Entries taken from a collection:
---*---

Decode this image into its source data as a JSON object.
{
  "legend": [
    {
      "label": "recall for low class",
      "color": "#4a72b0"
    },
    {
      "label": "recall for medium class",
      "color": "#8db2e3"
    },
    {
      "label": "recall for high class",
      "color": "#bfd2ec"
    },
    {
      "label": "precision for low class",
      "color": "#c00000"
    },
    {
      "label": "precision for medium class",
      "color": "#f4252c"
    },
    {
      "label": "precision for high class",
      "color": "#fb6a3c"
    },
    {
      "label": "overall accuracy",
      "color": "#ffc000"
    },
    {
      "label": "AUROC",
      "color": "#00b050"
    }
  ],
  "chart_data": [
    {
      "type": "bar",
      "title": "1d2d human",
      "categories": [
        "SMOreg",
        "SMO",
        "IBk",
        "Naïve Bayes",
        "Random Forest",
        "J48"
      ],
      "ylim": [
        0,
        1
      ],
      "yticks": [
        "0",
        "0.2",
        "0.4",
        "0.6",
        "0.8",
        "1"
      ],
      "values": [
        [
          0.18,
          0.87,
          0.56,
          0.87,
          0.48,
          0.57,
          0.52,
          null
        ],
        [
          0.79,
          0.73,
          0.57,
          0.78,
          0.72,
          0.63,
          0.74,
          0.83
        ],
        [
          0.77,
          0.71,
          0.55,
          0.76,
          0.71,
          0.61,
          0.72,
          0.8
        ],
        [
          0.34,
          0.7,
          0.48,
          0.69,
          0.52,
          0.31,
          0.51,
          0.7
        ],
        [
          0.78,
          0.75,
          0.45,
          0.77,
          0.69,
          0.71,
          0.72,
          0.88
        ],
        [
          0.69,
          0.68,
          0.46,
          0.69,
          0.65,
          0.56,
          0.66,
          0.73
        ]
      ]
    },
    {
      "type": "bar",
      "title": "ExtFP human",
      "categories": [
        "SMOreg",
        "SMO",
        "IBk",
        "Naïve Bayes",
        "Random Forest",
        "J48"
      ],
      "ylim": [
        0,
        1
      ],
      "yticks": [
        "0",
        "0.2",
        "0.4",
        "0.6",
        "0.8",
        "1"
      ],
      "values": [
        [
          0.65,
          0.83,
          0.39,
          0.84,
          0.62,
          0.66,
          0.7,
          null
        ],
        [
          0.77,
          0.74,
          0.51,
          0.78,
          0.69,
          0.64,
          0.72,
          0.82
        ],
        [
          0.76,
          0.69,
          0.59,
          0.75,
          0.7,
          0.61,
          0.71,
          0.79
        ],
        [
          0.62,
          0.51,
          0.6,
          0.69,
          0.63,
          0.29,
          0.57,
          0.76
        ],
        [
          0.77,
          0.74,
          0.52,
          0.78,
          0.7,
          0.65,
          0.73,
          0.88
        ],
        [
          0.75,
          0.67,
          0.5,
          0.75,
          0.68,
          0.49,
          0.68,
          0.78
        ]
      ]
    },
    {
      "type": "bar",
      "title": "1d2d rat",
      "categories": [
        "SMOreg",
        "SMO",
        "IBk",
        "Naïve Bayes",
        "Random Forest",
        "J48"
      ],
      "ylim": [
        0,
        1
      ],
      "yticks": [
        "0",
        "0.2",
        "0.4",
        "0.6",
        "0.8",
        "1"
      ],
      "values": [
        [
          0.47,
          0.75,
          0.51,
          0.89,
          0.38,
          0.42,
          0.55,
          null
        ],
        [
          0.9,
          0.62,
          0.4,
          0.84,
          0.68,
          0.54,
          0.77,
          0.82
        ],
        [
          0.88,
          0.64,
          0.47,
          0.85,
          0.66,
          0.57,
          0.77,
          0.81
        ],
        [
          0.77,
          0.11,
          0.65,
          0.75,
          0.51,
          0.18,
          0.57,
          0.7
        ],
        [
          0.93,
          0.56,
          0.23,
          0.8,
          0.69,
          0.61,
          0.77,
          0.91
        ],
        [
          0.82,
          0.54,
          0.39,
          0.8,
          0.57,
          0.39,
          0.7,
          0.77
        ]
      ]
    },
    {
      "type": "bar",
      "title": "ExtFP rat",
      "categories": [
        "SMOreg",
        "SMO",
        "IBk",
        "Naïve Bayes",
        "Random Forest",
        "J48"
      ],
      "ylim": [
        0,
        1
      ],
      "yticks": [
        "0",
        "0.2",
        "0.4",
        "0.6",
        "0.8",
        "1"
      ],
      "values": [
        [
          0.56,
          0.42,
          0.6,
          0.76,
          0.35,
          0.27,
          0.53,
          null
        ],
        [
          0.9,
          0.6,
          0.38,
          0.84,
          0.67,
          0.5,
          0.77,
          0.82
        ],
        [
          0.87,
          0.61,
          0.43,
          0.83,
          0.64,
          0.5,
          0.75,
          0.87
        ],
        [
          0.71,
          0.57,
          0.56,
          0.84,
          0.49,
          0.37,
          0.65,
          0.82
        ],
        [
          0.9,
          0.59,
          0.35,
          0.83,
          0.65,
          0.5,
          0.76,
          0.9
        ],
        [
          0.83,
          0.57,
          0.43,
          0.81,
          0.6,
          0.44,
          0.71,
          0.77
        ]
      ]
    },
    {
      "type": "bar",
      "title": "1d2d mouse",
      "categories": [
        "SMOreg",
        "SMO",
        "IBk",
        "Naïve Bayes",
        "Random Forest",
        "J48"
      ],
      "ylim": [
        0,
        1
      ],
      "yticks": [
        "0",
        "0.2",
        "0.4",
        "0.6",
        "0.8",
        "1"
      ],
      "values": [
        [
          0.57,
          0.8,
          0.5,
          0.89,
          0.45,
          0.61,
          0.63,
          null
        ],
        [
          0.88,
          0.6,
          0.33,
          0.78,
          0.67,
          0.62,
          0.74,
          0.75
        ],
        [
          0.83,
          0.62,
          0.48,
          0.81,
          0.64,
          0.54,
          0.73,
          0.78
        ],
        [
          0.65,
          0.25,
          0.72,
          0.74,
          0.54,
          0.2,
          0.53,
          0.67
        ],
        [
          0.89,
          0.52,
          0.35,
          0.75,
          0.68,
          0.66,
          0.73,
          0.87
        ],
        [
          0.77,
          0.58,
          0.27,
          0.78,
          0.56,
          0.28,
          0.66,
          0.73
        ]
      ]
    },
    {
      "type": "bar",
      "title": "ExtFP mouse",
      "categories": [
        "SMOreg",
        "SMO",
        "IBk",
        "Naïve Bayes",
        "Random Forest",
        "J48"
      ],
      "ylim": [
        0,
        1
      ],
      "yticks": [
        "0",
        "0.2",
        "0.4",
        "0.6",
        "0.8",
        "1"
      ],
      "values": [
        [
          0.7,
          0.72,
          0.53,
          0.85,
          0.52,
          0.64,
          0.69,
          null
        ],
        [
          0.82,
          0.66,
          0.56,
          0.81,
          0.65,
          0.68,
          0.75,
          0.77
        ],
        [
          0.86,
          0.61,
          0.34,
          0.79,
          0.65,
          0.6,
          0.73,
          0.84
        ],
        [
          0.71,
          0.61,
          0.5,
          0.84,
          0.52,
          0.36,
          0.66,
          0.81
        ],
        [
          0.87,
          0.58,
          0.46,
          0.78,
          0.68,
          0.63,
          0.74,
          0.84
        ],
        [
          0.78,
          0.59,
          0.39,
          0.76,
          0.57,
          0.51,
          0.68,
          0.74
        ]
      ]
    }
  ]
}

---*---

What needs to be done:
Produce a verbatim transcription of the entries above.

Response below:
Decode this image into its source data as a JSON object.
{
  "legend": [
    {
      "label": "recall for low class",
      "color": "#4a72b0"
    },
    {
      "label": "recall for medium class",
      "color": "#8db2e3"
    },
    {
      "label": "recall for high class",
      "color": "#bfd2ec"
    },
    {
      "label": "precision for low class",
      "color": "#c00000"
    },
    {
      "label": "precision for medium class",
      "color": "#f4252c"
    },
    {
      "label": "precision for high class",
      "color": "#fb6a3c"
    },
    {
      "label": "overall accuracy",
      "color": "#ffc000"
    },
    {
      "label": "AUROC",
      "color": "#00b050"
    }
  ],
  "chart_data": [
    {
      "type": "bar",
      "title": "1d2d human",
      "categories": [
        "SMOreg",
        "SMO",
        "IBk",
        "Naïve Bayes",
        "Random Forest",
        "J48"
      ],
      "ylim": [
        0,
        1
      ],
      "yticks": [
        "0",
        "0.2",
        "0.4",
        "0.6",
        "0.8",
        "1"
      ],
      "values": [
        [
          0.18,
          0.87,
          0.56,
          0.87,
          0.48,
          0.57,
          0.52,
          null
        ],
        [
          0.79,
          0.73,
          0.57,
          0.78,
          0.72,
          0.63,
          0.74,
          0.83
        ],
        [
          0.77,
          0.71,
          0.55,
          0.76,
          0.71,
          0.61,
          0.72,
          0.8
        ],
        [
          0.34,
          0.7,
          0.48,
          0.69,
          0.52,
          0.31,
          0.51,
          0.7
        ],
        [
          0.78,
          0.75,
          0.45,
          0.77,
          0.69,
          0.71,
          0.72,
          0.88
        ],
        [
          0.69,
          0.68,
          0.46,
          0.69,
          0.65,
          0.56,
          0.66,
          0.73
        ]
      ]
    },
    {
      "type": "bar",
      "title": "ExtFP human",
      "categories": [
        "SMOreg",
        "SMO",
        "IBk",
        "Naïve Bayes",
        "Random Forest",
        "J48"
      ],
      "ylim": [
        0,
        1
      ],
      "yticks": [
        "0",
        "0.2",
        "0.4",
        "0.6",
        "0.8",
        "1"
      ],
      "values": [
        [
          0.65,
          0.83,
          0.39,
          0.84,
          0.62,
          0.66,
          0.7,
          null
        ],
        [
          0.77,
          0.74,
          0.51,
          0.78,
          0.69,
          0.64,
          0.72,
          0.82
        ],
        [
          0.76,
          0.69,
          0.59,
          0.75,
          0.7,
          0.61,
          0.71,
          0.79
        ],
        [
          0.62,
          0.51,
          0.6,
          0.69,
          0.63,
          0.29,
          0.57,
          0.76
        ],
        [
          0.77,
          0.74,
          0.52,
          0.78,
          0.7,
          0.65,
          0.73,
          0.88
        ],
        [
          0.75,
          0.67,
          0.5,
          0.75,
          0.68,
          0.49,
          0.68,
          0.78
        ]
      ]
    },
    {
      "type": "bar",
      "title": "1d2d rat",
      "categories": [
        "SMOreg",
        "SMO",
        "IBk",
        "Naïve Bayes",
        "Random Forest",
        "J48"
      ],
      "ylim": [
        0,
        1
      ],
      "yticks": [
        "0",
        "0.2",
        "0.4",
        "0.6",
        "0.8",
        "1"
      ],
      "values": [
        [
          0.47,
          0.75,
          0.51,
          0.89,
          0.38,
          0.42,
          0.55,
          null
        ],
        [
          0.9,
          0.62,
          0.4,
          0.84,
          0.68,
          0.54,
          0.77,
          0.82
        ],
        [
          0.88,
          0.64,
          0.47,
          0.85,
          0.66,
          0.57,
          0.77,
          0.81
        ],
        [
          0.77,
          0.11,
          0.65,
          0.75,
          0.51,
          0.18,
          0.57,
          0.7
        ],
        [
          0.93,
          0.56,
          0.23,
          0.8,
          0.69,
          0.61,
          0.77,
          0.91
        ],
        [
          0.82,
          0.54,
          0.39,
          0.8,
          0.57,
          0.39,
          0.7,
          0.77
        ]
      ]
    },
    {
      "type": "bar",
      "title": "ExtFP rat",
      "categories": [
        "SMOreg",
        "SMO",
        "IBk",
        "Naïve Bayes",
        "Random Forest",
        "J48"
      ],
      "ylim": [
        0,
        1
      ],
      "yticks": [
        "0",
        "0.2",
        "0.4",
        "0.6",
        "0.8",
        "1"
      ],
      "values": [
        [
          0.56,
          0.42,
          0.6,
          0.76,
          0.35,
          0.27,
          0.53,
          null
        ],
        [
          0.9,
          0.6,
          0.38,
          0.84,
          0.67,
          0.5,
          0.77,
          0.82
        ],
        [
          0.87,
          0.61,
          0.43,
          0.83,
          0.64,
          0.5,
          0.75,
          0.87
        ],
        [
          0.71,
          0.57,
          0.56,
          0.84,
          0.49,
          0.37,
          0.65,
          0.82
        ],
        [
          0.9,
          0.59,
          0.35,
          0.83,
          0.65,
          0.5,
          0.76,
          0.9
        ],
        [
          0.83,
          0.57,
          0.43,
          0.81,
          0.6,
          0.44,
          0.71,
          0.77
        ]
      ]
    },
    {
      "type": "bar",
      "title": "1d2d mouse",
      "categories": [
        "SMOreg",
        "SMO",
        "IBk",
        "Naïve Bayes",
        "Random Forest",
        "J48"
      ],
      "ylim": [
        0,
        1
      ],
      "yticks": [
        "0",
        "0.2",
        "0.4",
        "0.6",
        "0.8",
        "1"
      ],
      "values": [
        [
          0.57,
          0.8,
          0.5,
          0.89,
          0.45,
          0.61,
          0.63,
          null
        ],
        [
          0.88,
          0.6,
          0.33,
          0.78,
          0.67,
          0.62,
          0.74,
          0.75
        ],
        [
          0.83,
          0.62,
          0.48,
          0.81,
          0.64,
          0.54,
          0.73,
          0.78
        ],
        [
          0.65,
          0.25,
          0.72,
          0.74,
          0.54,
          0.2,
          0.53,
          0.67
        ],
        [
          0.89,
          0.52,
          0.35,
          0.75,
          0.68,
          0.66,
          0.73,
          0.87
        ],
        [
          0.77,
          0.58,
          0.27,
          0.78,
          0.56,
          0.28,
          0.66,
          0.73
        ]
      ]
    },
    {
      "type": "bar",
      "title": "ExtFP mouse",
      "categories": [
        "SMOreg",
        "SMO",
        "IBk",
        "Naïve Bayes",
        "Random Forest",
        "J48"
      ],
      "ylim": [
        0,
        1
      ],
      "yticks": [
        "0",
        "0.2",
        "0.4",
        "0.6",
        "0.8",
        "1"
      ],
      "values": [
        [
          0.7,
          0.72,
          0.53,
          0.85,
          0.52,
          0.64,
          0.69,
          null
        ],
        [
          0.82,
          0.66,
          0.56,
          0.81,
          0.65,
          0.68,
          0.75,
          0.77
        ],
        [
          0.86,
          0.61,
          0.34,
          0.79,
          0.65,
          0.6,
          0.73,
          0.84
        ],
        [
          0.71,
          0.61,
          0.5,
          0.84,
          0.52,
          0.36,
          0.66,
          0.81
        ],
        [
          0.87,
          0.58,
          0.46,
          0.78,
          0.68,
          0.63,
          0.74,
          0.84
        ],
        [
          0.78,
          0.59,
          0.39,
          0.76,
          0.57,
          0.51,
          0.68,
          0.74
        ]
      ]
    }
  ]
}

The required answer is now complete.